#### What to work on
Write out every single entry exactly.

**********

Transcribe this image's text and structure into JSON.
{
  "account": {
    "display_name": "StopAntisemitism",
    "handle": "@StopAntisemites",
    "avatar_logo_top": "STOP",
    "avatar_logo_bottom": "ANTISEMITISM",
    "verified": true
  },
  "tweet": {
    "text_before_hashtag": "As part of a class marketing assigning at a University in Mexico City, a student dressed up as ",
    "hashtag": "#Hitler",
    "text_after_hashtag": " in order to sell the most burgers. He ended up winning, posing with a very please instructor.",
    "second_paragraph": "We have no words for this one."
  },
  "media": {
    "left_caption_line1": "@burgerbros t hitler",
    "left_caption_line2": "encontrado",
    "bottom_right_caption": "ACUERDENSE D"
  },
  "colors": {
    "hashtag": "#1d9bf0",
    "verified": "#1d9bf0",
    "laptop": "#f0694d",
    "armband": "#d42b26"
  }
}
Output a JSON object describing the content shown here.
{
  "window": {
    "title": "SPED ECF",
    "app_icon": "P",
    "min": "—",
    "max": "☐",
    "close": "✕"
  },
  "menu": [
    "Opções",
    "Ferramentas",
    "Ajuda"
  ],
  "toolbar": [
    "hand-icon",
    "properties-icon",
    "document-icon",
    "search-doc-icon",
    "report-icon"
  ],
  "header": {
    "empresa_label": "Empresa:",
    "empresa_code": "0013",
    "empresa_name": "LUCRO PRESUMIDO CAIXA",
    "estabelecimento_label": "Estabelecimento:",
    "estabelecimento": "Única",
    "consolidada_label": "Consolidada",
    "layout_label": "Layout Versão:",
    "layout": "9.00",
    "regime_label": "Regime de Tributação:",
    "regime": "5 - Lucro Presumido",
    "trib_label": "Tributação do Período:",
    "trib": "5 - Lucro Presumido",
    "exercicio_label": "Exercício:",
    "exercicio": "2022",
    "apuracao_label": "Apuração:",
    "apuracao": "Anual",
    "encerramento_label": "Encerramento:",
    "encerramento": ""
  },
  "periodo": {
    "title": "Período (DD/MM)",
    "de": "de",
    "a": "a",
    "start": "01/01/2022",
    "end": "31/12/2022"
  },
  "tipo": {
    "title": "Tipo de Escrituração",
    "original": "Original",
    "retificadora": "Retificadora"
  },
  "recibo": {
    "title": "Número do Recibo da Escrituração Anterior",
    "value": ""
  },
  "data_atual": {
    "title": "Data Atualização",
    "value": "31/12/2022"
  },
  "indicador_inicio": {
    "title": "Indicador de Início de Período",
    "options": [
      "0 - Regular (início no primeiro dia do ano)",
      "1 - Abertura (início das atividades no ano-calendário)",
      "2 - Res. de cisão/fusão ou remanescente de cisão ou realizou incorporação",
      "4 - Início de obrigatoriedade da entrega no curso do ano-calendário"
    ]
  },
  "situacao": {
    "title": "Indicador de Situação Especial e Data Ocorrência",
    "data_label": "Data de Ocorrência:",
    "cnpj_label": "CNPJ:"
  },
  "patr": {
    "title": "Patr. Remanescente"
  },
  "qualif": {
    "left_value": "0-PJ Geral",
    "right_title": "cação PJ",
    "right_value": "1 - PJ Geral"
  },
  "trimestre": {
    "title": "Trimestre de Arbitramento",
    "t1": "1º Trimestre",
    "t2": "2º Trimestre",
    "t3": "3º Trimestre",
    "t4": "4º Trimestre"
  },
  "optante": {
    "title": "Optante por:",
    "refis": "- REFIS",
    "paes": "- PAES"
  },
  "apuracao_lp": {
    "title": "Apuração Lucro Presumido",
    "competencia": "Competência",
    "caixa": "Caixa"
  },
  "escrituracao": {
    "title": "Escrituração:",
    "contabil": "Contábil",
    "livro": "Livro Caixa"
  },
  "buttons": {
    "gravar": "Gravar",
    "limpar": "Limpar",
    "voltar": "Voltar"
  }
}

**********

#### Answer
Transcribe this image's text and structure into JSON.
{
  "account": {
    "display_name": "StopAntisemitism",
    "handle": "@StopAntisemites",
    "avatar_logo_top": "STOP",
    "avatar_logo_bottom": "ANTISEMITISM",
    "verified": true
  },
  "tweet": {
    "text_before_hashtag": "As part of a class marketing assigning at a University in Mexico City, a student dressed up as ",
    "hashtag": "#Hitler",
    "text_after_hashtag": " in order to sell the most burgers. He ended up winning, posing with a very please instructor.",
    "second_paragraph": "We have no words for this one."
  },
  "media": {
    "left_caption_line1": "@burgerbros t hitler",
    "left_caption_line2": "encontrado",
    "bottom_right_caption": "ACUERDENSE D"
  },
  "colors": {
    "hashtag": "#1d9bf0",
    "verified": "#1d9bf0",
    "laptop": "#f0694d",
    "armband": "#d42b26"
  }
}
Output a JSON object describing the content shown here.
{
  "window": {
    "title": "SPED ECF",
    "app_icon": "P",
    "min": "—",
    "max": "☐",
    "close": "✕"
  },
  "menu": [
    "Opções",
    "Ferramentas",
    "Ajuda"
  ],
  "toolbar": [
    "hand-icon",
    "properties-icon",
    "document-icon",
    "search-doc-icon",
    "report-icon"
  ],
  "header": {
    "empresa_label": "Empresa:",
    "empresa_code": "0013",
    "empresa_name": "LUCRO PRESUMIDO CAIXA",
    "estabelecimento_label": "Estabelecimento:",
    "estabelecimento": "Única",
    "consolidada_label": "Consolidada",
    "layout_label": "Layout Versão:",
    "layout": "9.00",
    "regime_label": "Regime de Tributação:",
    "regime": "5 - Lucro Presumido",
    "trib_label": "Tributação do Período:",
    "trib": "5 - Lucro Presumido",
    "exercicio_label": "Exercício:",
    "exercicio": "2022",
    "apuracao_label": "Apuração:",
    "apuracao": "Anual",
    "encerramento_label": "Encerramento:",
    "encerramento": ""
  },
  "periodo": {
    "title": "Período (DD/MM)",
    "de": "de",
    "a": "a",
    "start": "01/01/2022",
    "end": "31/12/2022"
  },
  "tipo": {
    "title": "Tipo de Escrituração",
    "original": "Original",
    "retificadora": "Retificadora"
  },
  "recibo": {
    "title": "Número do Recibo da Escrituração Anterior",
    "value": ""
  },
  "data_atual": {
    "title": "Data Atualização",
    "value": "31/12/2022"
  },
  "indicador_inicio": {
    "title": "Indicador de Início de Período",
    "options": [
      "0 - Regular (início no primeiro dia do ano)",
      "1 - Abertura (início das atividades no ano-calendário)",
      "2 - Res. de cisão/fusão ou remanescente de cisão ou realizou incorporação",
      "4 - Início de obrigatoriedade da entrega no curso do ano-calendário"
    ]
  },
  "situacao": {
    "title": "Indicador de Situação Especial e Data Ocorrência",
    "data_label": "Data de Ocorrência:",
    "cnpj_label": "CNPJ:"
  },
  "patr": {
    "title": "Patr. Remanescente"
  },
  "qualif": {
    "left_value": "0-PJ Geral",
    "right_title": "cação PJ",
    "right_value": "1 - PJ Geral"
  },
  "trimestre": {
    "title": "Trimestre de Arbitramento",
    "t1": "1º Trimestre",
    "t2": "2º Trimestre",
    "t3": "3º Trimestre",
    "t4": "4º Trimestre"
  },
  "optante": {
    "title": "Optante por:",
    "refis": "- REFIS",
    "paes": "- PAES"
  },
  "apuracao_lp": {
    "title": "Apuração Lucro Presumido",
    "competencia": "Competência",
    "caixa": "Caixa"
  },
  "escrituracao": {
    "title": "Escrituração:",
    "contabil": "Contábil",
    "livro": "Livro Caixa"
  },
  "buttons": {
    "gravar": "Gravar",
    "limpar": "Limpar",
    "voltar": "Voltar"
  }
}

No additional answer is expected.